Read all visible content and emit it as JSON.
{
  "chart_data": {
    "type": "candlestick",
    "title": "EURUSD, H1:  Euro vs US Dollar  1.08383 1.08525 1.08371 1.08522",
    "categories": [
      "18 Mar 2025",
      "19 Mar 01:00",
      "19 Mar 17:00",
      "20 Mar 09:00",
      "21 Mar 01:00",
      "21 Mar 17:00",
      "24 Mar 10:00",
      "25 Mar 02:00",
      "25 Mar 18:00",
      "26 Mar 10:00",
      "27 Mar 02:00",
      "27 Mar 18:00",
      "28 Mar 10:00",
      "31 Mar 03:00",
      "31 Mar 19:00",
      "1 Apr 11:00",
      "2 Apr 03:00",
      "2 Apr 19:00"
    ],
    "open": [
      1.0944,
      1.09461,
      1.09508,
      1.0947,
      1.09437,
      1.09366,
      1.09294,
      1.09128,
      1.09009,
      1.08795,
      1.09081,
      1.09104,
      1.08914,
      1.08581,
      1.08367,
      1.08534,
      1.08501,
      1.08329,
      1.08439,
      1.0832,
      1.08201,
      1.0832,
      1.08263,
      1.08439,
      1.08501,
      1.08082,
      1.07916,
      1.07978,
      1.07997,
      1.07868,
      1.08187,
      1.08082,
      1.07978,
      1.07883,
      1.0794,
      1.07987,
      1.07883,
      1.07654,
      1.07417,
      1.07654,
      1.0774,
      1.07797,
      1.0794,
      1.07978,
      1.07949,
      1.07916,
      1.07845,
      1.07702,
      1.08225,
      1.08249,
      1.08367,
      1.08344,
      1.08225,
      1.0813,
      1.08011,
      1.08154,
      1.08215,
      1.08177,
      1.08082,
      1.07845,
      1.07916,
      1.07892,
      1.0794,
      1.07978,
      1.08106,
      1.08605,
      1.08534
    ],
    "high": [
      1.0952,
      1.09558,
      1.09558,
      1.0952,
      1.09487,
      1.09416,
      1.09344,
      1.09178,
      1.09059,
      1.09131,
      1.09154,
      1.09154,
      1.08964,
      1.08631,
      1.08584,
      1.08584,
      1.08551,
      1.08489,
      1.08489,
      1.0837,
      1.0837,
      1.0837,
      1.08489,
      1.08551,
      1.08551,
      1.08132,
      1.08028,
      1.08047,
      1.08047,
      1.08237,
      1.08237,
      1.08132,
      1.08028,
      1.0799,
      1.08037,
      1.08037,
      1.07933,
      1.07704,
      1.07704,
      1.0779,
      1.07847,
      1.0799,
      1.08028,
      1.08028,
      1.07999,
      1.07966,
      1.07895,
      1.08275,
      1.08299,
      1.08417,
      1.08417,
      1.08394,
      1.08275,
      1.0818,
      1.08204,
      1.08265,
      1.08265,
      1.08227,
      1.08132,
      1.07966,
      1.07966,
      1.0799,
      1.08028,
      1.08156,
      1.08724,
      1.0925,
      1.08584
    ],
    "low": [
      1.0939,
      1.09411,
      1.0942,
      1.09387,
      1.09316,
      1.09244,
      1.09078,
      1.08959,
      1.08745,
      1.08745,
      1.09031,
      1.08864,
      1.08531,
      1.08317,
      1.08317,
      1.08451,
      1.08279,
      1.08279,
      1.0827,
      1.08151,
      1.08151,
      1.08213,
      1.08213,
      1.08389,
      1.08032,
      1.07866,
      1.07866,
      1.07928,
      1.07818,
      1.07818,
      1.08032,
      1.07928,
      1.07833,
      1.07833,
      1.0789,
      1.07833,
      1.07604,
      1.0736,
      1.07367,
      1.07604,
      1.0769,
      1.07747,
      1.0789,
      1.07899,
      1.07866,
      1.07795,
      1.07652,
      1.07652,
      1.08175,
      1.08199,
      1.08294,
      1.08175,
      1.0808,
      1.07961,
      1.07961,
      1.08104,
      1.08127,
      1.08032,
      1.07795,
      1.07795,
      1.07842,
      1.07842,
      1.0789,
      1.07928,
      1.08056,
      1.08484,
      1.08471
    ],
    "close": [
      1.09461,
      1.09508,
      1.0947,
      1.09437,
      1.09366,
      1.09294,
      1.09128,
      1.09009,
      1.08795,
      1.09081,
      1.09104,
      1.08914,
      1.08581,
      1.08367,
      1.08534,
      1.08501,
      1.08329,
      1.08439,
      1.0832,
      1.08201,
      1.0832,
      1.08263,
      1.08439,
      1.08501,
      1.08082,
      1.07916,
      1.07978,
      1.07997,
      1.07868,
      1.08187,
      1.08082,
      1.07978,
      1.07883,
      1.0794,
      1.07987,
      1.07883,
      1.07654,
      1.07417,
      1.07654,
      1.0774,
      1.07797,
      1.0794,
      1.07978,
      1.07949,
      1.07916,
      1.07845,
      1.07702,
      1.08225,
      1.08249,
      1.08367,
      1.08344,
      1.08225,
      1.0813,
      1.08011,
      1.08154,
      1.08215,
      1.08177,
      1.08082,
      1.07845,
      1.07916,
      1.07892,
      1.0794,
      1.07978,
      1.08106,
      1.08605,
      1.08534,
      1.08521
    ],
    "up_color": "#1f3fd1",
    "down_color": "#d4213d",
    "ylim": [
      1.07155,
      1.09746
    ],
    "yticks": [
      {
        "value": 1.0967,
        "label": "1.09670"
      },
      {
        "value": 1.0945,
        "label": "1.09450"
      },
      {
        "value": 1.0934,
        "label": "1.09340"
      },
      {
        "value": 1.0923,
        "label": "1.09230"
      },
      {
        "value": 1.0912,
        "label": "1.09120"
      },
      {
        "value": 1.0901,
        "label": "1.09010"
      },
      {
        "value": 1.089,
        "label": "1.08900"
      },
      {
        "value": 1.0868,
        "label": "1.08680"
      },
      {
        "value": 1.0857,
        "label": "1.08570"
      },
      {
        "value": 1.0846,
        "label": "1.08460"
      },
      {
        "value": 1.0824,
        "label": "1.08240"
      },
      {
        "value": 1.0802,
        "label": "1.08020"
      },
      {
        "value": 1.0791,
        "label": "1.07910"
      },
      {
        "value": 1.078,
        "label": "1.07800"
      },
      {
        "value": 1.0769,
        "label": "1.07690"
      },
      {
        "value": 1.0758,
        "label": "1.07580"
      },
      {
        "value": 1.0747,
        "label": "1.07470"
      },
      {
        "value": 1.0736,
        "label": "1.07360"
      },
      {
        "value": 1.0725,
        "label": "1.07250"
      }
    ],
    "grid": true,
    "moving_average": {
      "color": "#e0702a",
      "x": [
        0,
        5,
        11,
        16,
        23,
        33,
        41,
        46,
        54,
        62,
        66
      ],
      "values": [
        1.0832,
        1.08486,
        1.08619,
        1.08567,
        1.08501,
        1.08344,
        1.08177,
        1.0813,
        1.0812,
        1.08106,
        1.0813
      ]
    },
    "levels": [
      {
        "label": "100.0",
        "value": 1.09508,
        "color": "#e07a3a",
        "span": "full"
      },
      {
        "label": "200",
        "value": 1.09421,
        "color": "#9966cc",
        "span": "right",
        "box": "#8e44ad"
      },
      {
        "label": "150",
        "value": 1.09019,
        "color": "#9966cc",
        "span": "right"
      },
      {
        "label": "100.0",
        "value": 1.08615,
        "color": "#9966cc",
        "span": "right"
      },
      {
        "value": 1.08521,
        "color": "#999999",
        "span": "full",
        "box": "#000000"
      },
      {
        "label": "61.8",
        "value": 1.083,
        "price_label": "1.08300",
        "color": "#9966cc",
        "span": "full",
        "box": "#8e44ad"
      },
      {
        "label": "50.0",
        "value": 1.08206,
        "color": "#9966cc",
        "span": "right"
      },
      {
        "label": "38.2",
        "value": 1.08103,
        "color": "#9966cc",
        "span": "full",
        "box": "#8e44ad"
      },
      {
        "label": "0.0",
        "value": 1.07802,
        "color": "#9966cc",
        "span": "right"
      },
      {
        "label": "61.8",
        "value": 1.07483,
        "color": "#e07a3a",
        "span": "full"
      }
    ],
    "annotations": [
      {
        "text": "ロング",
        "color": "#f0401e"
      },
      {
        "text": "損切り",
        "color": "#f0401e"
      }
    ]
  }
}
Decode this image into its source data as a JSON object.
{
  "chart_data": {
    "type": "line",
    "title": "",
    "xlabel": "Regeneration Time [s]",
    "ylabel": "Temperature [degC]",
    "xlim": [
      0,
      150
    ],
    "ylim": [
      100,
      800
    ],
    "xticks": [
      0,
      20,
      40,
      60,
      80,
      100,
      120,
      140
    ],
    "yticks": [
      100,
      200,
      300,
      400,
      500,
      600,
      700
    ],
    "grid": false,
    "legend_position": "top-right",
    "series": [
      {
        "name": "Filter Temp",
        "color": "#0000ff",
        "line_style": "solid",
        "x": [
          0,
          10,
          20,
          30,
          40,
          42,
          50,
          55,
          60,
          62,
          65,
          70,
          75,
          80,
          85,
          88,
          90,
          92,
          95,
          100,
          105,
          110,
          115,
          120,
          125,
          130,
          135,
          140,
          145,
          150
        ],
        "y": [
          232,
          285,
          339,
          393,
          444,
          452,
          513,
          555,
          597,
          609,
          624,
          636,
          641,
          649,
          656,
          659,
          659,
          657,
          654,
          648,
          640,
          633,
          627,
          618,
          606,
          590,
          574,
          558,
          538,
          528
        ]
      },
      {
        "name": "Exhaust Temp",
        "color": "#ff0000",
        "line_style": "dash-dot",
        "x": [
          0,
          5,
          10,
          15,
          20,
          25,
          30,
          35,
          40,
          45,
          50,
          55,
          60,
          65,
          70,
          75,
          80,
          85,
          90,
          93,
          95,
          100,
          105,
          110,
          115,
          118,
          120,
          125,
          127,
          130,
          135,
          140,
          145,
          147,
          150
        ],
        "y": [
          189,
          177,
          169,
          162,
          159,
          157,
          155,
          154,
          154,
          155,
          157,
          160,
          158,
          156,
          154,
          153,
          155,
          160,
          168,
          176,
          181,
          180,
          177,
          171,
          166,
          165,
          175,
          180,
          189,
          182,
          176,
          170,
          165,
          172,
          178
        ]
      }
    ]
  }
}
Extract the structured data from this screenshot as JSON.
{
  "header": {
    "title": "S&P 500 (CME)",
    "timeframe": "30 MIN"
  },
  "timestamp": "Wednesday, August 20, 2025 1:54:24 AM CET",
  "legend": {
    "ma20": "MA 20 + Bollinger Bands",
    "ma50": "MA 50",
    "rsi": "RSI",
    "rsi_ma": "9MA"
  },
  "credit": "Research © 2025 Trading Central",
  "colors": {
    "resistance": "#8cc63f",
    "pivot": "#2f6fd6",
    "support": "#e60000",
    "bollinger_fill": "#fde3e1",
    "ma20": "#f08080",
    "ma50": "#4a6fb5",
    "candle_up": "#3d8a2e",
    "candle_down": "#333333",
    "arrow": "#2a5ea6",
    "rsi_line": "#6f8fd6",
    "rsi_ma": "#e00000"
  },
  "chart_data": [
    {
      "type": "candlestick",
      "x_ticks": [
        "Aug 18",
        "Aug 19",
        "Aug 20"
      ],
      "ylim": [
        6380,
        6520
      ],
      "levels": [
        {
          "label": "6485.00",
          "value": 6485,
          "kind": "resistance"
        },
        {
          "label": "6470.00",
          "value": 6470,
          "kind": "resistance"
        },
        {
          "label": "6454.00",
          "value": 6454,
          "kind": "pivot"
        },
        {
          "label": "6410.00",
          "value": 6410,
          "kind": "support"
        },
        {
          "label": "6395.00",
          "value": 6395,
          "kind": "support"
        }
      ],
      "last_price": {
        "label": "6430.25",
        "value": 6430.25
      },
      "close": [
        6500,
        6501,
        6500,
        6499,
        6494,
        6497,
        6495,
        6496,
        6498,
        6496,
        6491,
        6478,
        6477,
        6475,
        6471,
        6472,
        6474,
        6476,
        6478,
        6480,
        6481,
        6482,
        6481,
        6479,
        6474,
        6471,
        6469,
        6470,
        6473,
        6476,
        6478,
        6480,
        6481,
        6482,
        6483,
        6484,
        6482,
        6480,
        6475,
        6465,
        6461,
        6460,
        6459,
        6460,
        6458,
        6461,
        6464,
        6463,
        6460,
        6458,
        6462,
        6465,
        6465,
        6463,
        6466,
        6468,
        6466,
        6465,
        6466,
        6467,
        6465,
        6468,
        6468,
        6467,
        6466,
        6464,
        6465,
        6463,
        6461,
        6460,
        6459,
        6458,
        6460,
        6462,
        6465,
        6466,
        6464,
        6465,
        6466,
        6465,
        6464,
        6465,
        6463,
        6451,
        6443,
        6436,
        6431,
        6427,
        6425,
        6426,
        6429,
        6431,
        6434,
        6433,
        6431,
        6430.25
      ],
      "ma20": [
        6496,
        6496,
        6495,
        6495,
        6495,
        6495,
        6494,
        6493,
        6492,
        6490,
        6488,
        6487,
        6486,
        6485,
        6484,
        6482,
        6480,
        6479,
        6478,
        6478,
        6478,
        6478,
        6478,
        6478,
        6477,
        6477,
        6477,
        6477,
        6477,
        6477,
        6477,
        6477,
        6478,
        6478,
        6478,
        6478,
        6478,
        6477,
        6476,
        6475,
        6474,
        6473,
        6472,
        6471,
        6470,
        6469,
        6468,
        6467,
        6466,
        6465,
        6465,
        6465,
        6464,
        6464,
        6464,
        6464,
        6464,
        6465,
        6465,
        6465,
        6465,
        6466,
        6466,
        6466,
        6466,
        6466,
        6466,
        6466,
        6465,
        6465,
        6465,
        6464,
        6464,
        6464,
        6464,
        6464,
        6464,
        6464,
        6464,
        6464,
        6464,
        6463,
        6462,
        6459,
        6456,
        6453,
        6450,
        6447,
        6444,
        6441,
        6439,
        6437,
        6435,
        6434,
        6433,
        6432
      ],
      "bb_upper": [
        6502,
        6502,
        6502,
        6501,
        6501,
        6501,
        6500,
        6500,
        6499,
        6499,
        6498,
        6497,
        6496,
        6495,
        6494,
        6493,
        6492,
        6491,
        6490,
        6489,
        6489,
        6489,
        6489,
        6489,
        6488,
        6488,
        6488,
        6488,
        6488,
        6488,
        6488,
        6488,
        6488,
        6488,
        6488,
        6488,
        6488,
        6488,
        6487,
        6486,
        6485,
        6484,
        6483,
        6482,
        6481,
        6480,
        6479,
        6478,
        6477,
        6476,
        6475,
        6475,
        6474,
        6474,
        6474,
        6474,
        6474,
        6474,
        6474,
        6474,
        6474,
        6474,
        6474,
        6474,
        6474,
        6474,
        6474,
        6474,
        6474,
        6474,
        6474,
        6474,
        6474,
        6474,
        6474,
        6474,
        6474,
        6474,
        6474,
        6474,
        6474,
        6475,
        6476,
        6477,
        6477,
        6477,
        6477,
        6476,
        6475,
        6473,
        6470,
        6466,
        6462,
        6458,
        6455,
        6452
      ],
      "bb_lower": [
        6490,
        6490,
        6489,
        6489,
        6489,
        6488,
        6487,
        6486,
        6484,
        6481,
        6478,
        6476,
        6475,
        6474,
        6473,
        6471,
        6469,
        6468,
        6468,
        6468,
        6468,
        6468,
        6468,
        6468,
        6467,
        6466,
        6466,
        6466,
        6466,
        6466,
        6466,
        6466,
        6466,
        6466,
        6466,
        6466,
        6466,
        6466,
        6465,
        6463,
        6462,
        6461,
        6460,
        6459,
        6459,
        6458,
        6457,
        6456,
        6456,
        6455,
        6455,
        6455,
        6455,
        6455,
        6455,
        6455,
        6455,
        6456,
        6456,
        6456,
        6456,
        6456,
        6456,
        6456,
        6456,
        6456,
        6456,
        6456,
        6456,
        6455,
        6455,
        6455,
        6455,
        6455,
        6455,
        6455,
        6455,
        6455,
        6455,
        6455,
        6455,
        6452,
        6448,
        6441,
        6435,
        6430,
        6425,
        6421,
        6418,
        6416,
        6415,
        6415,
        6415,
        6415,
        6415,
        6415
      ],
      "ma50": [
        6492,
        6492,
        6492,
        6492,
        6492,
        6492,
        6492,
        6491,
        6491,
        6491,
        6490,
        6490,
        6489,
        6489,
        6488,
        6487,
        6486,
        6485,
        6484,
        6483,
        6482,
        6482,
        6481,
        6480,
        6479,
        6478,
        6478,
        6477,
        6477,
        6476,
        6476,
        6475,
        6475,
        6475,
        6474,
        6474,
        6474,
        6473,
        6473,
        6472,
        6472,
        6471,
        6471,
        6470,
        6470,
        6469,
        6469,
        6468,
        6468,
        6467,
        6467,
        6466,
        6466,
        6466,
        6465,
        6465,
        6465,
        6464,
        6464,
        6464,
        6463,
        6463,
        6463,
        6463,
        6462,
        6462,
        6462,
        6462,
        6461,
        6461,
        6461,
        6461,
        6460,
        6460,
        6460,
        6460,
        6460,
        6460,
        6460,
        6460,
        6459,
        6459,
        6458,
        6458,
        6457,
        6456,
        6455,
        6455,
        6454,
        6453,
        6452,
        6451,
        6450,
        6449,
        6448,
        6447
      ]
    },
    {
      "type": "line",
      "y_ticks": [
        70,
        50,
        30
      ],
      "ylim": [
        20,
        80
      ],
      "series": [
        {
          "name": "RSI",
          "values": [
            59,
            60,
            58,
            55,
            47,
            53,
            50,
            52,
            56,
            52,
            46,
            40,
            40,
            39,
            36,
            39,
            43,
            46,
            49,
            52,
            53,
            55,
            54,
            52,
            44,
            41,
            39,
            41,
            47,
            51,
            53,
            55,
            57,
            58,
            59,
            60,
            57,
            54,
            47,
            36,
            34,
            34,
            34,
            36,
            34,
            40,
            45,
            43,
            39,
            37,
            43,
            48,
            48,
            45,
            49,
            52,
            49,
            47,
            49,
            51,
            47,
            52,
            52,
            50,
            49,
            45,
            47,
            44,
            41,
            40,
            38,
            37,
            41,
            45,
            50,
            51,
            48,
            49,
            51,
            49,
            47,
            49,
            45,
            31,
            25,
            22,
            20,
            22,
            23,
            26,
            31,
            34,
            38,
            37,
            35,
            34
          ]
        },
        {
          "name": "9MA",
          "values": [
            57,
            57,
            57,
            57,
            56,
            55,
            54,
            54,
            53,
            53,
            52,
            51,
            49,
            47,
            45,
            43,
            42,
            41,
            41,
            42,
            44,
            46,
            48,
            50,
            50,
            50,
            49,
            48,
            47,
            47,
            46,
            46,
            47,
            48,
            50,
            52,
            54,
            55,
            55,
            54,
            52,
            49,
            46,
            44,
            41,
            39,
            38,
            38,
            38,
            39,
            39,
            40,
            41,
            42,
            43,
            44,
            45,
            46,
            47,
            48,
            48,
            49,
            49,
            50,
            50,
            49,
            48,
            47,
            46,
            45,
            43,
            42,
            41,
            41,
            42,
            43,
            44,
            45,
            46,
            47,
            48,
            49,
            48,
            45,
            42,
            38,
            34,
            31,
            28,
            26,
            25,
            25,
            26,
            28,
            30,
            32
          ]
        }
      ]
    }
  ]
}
= = = = = = =
» WHAT YOU HAVE TO DO
Find every line that includes the string "title". Report how many there are and nothing else.

» WRITTEN ANSWER
3